• **Exercise objective**: Exclude the pictures and return every line exactly as written.

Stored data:
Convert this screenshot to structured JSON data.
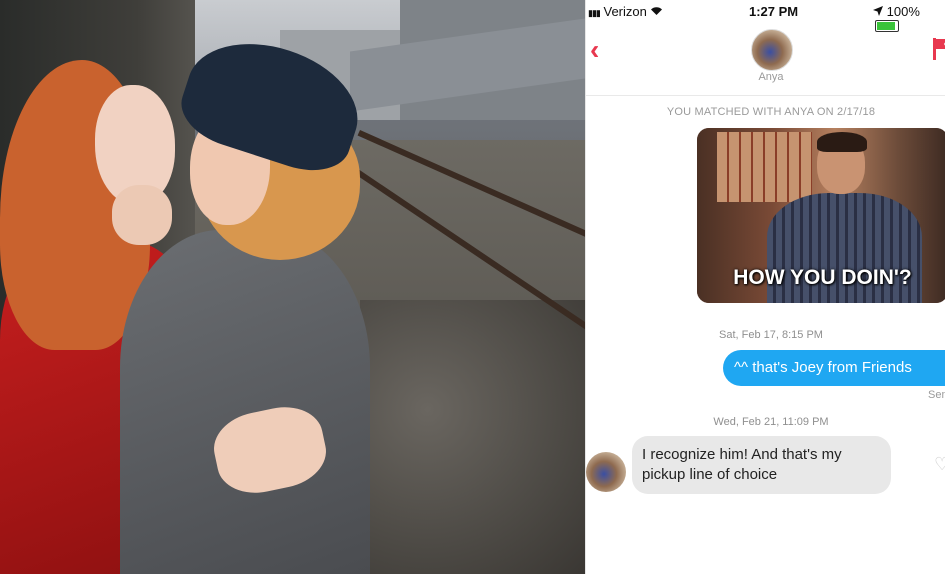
{
  "status_bar": {
    "carrier": "Verizon",
    "time": "1:27 PM",
    "battery": "100%"
  },
  "header": {
    "match_name": "Anya"
  },
  "chat": {
    "match_notice": "YOU MATCHED WITH ANYA ON 2/17/18",
    "gif_caption": "HOW YOU DOIN'?",
    "timestamp_1": "Sat, Feb 17, 8:15 PM",
    "sent_message": "^^ that's Joey from Friends",
    "sent_status": "Sent",
    "timestamp_2": "Wed, Feb 21, 11:09 PM",
    "received_message": "I recognize him! And that's my pickup line of choice"
  },
  "colors": {
    "accent": "#e8384f",
    "sent_bubble": "#1fa7f2",
    "received_bubble": "#e8e8e8"
  },
  "icons": [
    "wifi-icon",
    "location-arrow-icon",
    "battery-icon",
    "back-chevron-icon",
    "flag-icon",
    "heart-icon"
  ]
}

• **Exercise solution**:
Convert this screenshot to structured JSON data.
{
  "status_bar": {
    "carrier": "Verizon",
    "time": "1:27 PM",
    "battery": "100%"
  },
  "header": {
    "match_name": "Anya"
  },
  "chat": {
    "match_notice": "YOU MATCHED WITH ANYA ON 2/17/18",
    "gif_caption": "HOW YOU DOIN'?",
    "timestamp_1": "Sat, Feb 17, 8:15 PM",
    "sent_message": "^^ that's Joey from Friends",
    "sent_status": "Sent",
    "timestamp_2": "Wed, Feb 21, 11:09 PM",
    "received_message": "I recognize him! And that's my pickup line of choice"
  },
  "colors": {
    "accent": "#e8384f",
    "sent_bubble": "#1fa7f2",
    "received_bubble": "#e8e8e8"
  },
  "icons": [
    "wifi-icon",
    "location-arrow-icon",
    "battery-icon",
    "back-chevron-icon",
    "flag-icon",
    "heart-icon"
  ]
}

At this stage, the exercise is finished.